**** Records supplied

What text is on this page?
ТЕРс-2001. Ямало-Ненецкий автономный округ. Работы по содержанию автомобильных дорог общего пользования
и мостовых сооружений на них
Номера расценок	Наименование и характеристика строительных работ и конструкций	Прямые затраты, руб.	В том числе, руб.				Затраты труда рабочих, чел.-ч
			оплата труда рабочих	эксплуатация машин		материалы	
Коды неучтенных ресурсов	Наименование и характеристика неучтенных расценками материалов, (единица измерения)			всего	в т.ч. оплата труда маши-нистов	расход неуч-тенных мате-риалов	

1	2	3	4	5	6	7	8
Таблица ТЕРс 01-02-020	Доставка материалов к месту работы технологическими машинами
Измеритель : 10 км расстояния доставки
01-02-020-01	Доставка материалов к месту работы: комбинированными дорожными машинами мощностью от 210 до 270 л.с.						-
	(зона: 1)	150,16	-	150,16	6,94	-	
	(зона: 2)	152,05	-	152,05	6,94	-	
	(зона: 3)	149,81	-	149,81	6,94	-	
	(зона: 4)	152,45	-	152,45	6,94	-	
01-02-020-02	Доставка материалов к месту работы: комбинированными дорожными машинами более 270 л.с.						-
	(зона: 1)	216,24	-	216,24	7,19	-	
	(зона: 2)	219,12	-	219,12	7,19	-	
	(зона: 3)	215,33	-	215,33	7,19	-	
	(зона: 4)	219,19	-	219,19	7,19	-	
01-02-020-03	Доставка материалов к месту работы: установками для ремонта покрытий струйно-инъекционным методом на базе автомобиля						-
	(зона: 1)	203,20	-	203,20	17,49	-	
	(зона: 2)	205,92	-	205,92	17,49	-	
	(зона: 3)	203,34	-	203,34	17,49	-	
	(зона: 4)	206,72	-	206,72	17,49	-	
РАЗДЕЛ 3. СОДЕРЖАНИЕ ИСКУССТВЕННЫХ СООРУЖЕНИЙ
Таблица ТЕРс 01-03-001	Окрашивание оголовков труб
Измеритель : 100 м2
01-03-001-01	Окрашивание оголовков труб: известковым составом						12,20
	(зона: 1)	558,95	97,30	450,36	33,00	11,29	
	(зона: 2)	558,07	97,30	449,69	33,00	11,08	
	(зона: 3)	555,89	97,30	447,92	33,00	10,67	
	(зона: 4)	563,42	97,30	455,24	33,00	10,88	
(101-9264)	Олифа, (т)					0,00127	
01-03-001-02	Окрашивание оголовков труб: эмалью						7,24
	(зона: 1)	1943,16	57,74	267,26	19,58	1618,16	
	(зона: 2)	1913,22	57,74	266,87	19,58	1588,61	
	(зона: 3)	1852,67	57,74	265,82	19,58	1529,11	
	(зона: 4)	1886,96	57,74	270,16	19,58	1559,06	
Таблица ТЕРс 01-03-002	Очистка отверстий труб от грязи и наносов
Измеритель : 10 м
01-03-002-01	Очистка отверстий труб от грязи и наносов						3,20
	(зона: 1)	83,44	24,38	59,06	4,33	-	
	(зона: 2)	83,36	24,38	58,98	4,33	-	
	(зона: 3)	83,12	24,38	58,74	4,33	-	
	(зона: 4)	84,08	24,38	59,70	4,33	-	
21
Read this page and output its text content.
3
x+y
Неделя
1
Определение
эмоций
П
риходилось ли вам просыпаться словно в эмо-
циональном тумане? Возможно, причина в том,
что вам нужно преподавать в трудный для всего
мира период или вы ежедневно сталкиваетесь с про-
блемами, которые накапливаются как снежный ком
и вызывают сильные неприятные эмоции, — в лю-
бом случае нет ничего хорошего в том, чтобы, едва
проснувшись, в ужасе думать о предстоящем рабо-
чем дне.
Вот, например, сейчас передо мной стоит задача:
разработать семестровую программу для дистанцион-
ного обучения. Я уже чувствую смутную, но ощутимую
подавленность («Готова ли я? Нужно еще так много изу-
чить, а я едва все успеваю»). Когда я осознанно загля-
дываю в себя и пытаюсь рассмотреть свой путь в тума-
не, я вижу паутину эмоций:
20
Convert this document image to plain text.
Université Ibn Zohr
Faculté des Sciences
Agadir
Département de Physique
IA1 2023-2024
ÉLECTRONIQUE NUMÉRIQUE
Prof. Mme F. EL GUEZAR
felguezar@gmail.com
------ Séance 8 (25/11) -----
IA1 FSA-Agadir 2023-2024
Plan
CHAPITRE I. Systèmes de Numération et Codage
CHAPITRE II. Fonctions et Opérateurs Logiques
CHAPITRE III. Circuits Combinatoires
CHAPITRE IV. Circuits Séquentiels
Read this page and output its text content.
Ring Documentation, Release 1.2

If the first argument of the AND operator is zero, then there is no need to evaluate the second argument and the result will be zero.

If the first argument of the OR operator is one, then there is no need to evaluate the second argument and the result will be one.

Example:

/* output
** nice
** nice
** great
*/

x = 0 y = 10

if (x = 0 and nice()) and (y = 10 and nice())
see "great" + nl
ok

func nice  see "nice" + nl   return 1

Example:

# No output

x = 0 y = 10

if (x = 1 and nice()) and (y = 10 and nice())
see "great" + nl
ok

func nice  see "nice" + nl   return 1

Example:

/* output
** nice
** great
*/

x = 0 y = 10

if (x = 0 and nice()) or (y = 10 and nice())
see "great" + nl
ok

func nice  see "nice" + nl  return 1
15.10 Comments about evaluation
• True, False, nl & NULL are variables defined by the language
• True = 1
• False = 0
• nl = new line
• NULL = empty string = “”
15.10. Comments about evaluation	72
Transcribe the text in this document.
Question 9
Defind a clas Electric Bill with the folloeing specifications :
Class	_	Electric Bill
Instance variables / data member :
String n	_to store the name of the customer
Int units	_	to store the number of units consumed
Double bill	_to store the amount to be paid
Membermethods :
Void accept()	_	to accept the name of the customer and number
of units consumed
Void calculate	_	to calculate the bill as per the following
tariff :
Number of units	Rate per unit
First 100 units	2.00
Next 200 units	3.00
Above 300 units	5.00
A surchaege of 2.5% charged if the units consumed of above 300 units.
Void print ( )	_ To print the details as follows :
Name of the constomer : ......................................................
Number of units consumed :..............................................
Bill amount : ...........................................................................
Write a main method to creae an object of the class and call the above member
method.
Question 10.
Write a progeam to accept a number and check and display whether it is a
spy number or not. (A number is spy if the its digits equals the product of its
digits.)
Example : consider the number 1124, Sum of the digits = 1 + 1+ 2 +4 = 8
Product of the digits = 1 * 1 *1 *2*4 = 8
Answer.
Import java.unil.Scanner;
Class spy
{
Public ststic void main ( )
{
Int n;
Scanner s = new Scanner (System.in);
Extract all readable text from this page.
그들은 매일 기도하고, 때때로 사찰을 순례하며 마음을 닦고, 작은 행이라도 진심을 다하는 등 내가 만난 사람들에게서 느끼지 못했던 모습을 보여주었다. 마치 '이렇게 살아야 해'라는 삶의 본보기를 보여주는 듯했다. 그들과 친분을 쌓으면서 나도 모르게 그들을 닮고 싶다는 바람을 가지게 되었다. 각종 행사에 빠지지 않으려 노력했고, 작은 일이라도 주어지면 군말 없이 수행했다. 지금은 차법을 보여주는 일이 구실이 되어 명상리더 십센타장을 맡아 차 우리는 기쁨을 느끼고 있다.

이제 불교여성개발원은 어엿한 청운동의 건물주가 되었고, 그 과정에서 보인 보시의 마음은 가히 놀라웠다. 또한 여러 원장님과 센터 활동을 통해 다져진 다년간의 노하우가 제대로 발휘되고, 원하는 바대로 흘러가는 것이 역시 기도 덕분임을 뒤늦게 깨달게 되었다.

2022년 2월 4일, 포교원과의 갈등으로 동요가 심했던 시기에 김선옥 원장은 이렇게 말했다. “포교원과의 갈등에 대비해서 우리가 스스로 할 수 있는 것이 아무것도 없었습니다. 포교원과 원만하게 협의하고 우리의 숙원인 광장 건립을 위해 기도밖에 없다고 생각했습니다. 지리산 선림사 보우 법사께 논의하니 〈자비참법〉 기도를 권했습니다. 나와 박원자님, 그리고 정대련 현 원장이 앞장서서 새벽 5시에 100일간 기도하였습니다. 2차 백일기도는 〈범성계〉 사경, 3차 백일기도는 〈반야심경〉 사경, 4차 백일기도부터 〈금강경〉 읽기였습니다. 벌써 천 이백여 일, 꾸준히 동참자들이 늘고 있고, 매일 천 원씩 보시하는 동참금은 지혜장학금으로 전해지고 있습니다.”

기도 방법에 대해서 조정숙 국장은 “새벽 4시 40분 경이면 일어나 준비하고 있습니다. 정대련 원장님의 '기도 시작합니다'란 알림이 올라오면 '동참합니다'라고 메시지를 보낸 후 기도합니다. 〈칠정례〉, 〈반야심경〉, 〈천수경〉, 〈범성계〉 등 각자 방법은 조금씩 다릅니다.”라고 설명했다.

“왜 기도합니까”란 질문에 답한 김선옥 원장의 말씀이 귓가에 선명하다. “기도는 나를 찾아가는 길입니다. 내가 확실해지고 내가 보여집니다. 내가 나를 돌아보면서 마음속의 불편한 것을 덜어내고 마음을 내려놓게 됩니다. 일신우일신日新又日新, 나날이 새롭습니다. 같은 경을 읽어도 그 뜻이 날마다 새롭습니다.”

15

********

_Given task_. Reproduce every line from the entries that holds the word "amount".

_Response below_.
Double bill	_to store the amount to be paid
Bill amount : ...........................................................................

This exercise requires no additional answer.